Information shown.
● ● ● ● ●
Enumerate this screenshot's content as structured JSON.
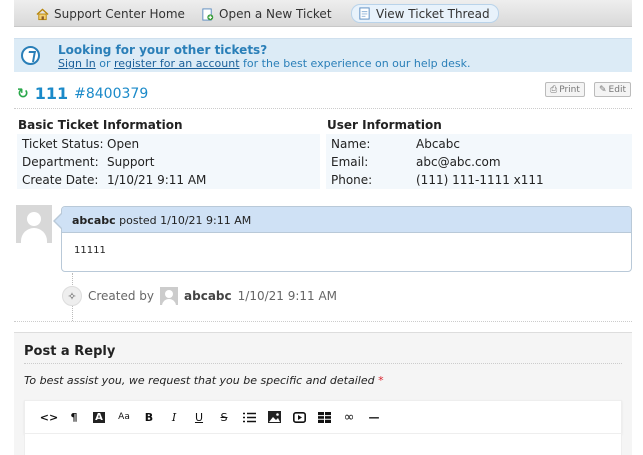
{
  "nav": {
    "items": [
      {
        "label": "Support Center Home",
        "icon": "home-icon"
      },
      {
        "label": "Open a New Ticket",
        "icon": "new-ticket-icon"
      },
      {
        "label": "View Ticket Thread",
        "icon": "ticket-thread-icon"
      }
    ]
  },
  "banner": {
    "title": "Looking for your other tickets?",
    "sign_in": "Sign In",
    "or": " or ",
    "register": "register for an account",
    "rest": " for the best experience on our help desk."
  },
  "ticket": {
    "number": "111",
    "ref": "#8400379",
    "print_label": "Print",
    "edit_label": "Edit"
  },
  "basic_info": {
    "heading": "Basic Ticket Information",
    "rows": [
      {
        "label": "Ticket Status:",
        "value": "Open"
      },
      {
        "label": "Department:",
        "value": "Support"
      },
      {
        "label": "Create Date:",
        "value": "1/10/21 9:11 AM"
      }
    ]
  },
  "user_info": {
    "heading": "User Information",
    "rows": [
      {
        "label": "Name:",
        "value": "Abcabc"
      },
      {
        "label": "Email:",
        "value": "abc@abc.com"
      },
      {
        "label": "Phone:",
        "value": "(111) 111-1111 x111"
      }
    ]
  },
  "thread": {
    "author": "abcabc",
    "posted_text": " posted 1/10/21 9:11 AM",
    "body": "11111",
    "event_prefix": "Created by",
    "event_author": "abcabc",
    "event_time": "1/10/21 9:11 AM"
  },
  "reply": {
    "title": "Post a Reply",
    "instruction": "To best assist you, we request that you be specific and detailed",
    "required_mark": "*",
    "toolbar": [
      "<>",
      "¶",
      "A",
      "Aa",
      "B",
      "I",
      "U",
      "S",
      "list",
      "image",
      "video",
      "table",
      "link",
      "hr"
    ]
  }
}
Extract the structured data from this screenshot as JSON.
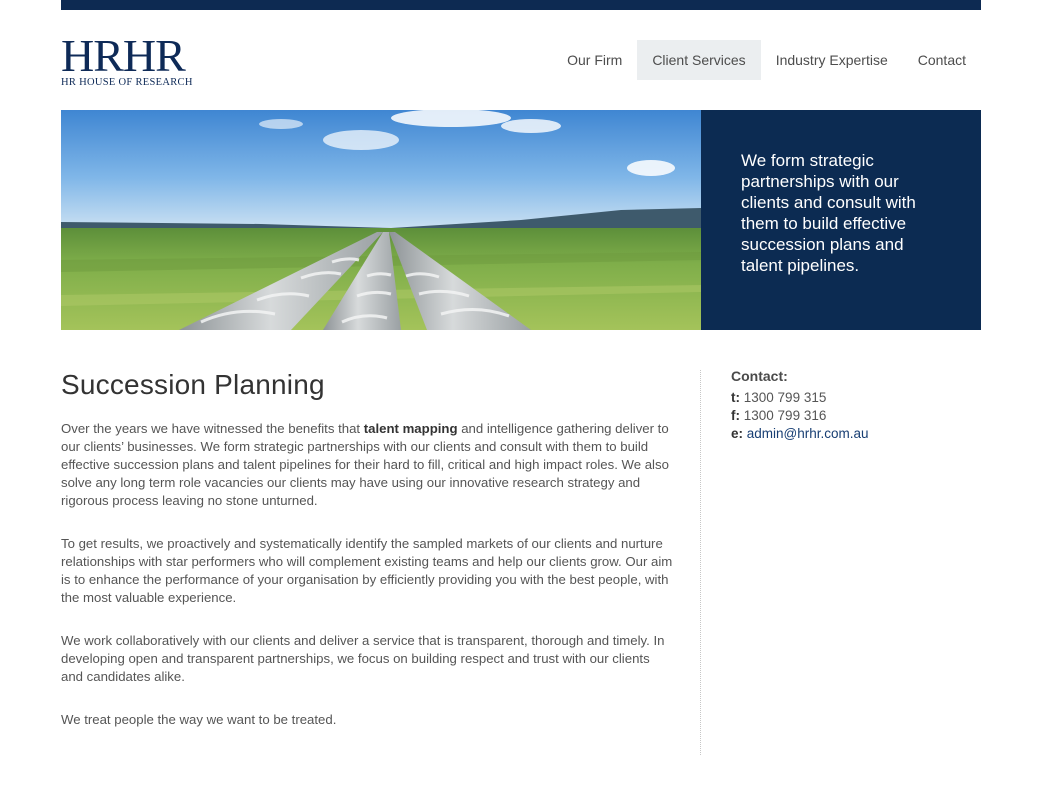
{
  "header": {
    "logo_mark": "HRHR",
    "logo_subtitle": "HR HOUSE OF RESEARCH"
  },
  "nav": {
    "items": [
      {
        "label": "Our Firm",
        "active": false
      },
      {
        "label": "Client Services",
        "active": true
      },
      {
        "label": "Industry Expertise",
        "active": false
      },
      {
        "label": "Contact",
        "active": false
      }
    ]
  },
  "hero": {
    "tagline": "We form strategic partnerships with our clients and consult with them to build effective succession plans and talent pipelines."
  },
  "main": {
    "title": "Succession Planning",
    "p1_before": "Over the years we have witnessed the benefits that ",
    "p1_bold": "talent mapping",
    "p1_after": " and intelligence gathering deliver to our clients’ businesses. We form strategic partnerships with our clients and consult with them to build effective succession plans and talent pipelines for their hard to fill, critical and high impact roles. We also solve any long term role vacancies our clients may have using our innovative research strategy and rigorous process leaving no stone unturned.",
    "p2": "To get results, we proactively and systematically identify the sampled markets of our clients and nurture relationships with star performers who will complement existing teams and help our clients grow. Our aim is to enhance the performance of your organisation by efficiently providing you with the best people, with the most valuable experience.",
    "p3": "We work collaboratively with our clients and deliver a service that is transparent, thorough and timely. In developing open and transparent partnerships, we focus on building respect and trust with our clients and candidates alike.",
    "p4": "We treat people the way we want to be treated."
  },
  "sidebar": {
    "heading": "Contact:",
    "phone_label": "t:",
    "phone": "1300 799 315",
    "fax_label": "f:",
    "fax": "1300 799 316",
    "email_label": "e:",
    "email": "admin@hrhr.com.au"
  },
  "colors": {
    "brand_navy": "#0c2b52",
    "nav_active_bg": "#ebeef0",
    "link": "#173e73"
  }
}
● ● ● ● ●
Request.
Keep the pictures out of your copy, and repeat every entry above exactly.

Complete answer.
Enumerate this screenshot's content as structured JSON.
{
  "nav": {
    "items": [
      {
        "label": "Support Center Home",
        "icon": "home-icon"
      },
      {
        "label": "Open a New Ticket",
        "icon": "new-ticket-icon"
      },
      {
        "label": "View Ticket Thread",
        "icon": "ticket-thread-icon"
      }
    ]
  },
  "banner": {
    "title": "Looking for your other tickets?",
    "sign_in": "Sign In",
    "or": " or ",
    "register": "register for an account",
    "rest": " for the best experience on our help desk."
  },
  "ticket": {
    "number": "111",
    "ref": "#8400379",
    "print_label": "Print",
    "edit_label": "Edit"
  },
  "basic_info": {
    "heading": "Basic Ticket Information",
    "rows": [
      {
        "label": "Ticket Status:",
        "value": "Open"
      },
      {
        "label": "Department:",
        "value": "Support"
      },
      {
        "label": "Create Date:",
        "value": "1/10/21 9:11 AM"
      }
    ]
  },
  "user_info": {
    "heading": "User Information",
    "rows": [
      {
        "label": "Name:",
        "value": "Abcabc"
      },
      {
        "label": "Email:",
        "value": "abc@abc.com"
      },
      {
        "label": "Phone:",
        "value": "(111) 111-1111 x111"
      }
    ]
  },
  "thread": {
    "author": "abcabc",
    "posted_text": " posted 1/10/21 9:11 AM",
    "body": "11111",
    "event_prefix": "Created by",
    "event_author": "abcabc",
    "event_time": "1/10/21 9:11 AM"
  },
  "reply": {
    "title": "Post a Reply",
    "instruction": "To best assist you, we request that you be specific and detailed",
    "required_mark": "*",
    "toolbar": [
      "<>",
      "¶",
      "A",
      "Aa",
      "B",
      "I",
      "U",
      "S",
      "list",
      "image",
      "video",
      "table",
      "link",
      "hr"
    ]
  }
}
Extract the structured data from this screenshot as JSON.
{
  "header": {
    "logo_mark": "HRHR",
    "logo_subtitle": "HR HOUSE OF RESEARCH"
  },
  "nav": {
    "items": [
      {
        "label": "Our Firm",
        "active": false
      },
      {
        "label": "Client Services",
        "active": true
      },
      {
        "label": "Industry Expertise",
        "active": false
      },
      {
        "label": "Contact",
        "active": false
      }
    ]
  },
  "hero": {
    "tagline": "We form strategic partnerships with our clients and consult with them to build effective succession plans and talent pipelines."
  },
  "main": {
    "title": "Succession Planning",
    "p1_before": "Over the years we have witnessed the benefits that ",
    "p1_bold": "talent mapping",
    "p1_after": " and intelligence gathering deliver to our clients’ businesses. We form strategic partnerships with our clients and consult with them to build effective succession plans and talent pipelines for their hard to fill, critical and high impact roles. We also solve any long term role vacancies our clients may have using our innovative research strategy and rigorous process leaving no stone unturned.",
    "p2": "To get results, we proactively and systematically identify the sampled markets of our clients and nurture relationships with star performers who will complement existing teams and help our clients grow. Our aim is to enhance the performance of your organisation by efficiently providing you with the best people, with the most valuable experience.",
    "p3": "We work collaboratively with our clients and deliver a service that is transparent, thorough and timely. In developing open and transparent partnerships, we focus on building respect and trust with our clients and candidates alike.",
    "p4": "We treat people the way we want to be treated."
  },
  "sidebar": {
    "heading": "Contact:",
    "phone_label": "t:",
    "phone": "1300 799 315",
    "fax_label": "f:",
    "fax": "1300 799 316",
    "email_label": "e:",
    "email": "admin@hrhr.com.au"
  },
  "colors": {
    "brand_navy": "#0c2b52",
    "nav_active_bg": "#ebeef0",
    "link": "#173e73"
  }
}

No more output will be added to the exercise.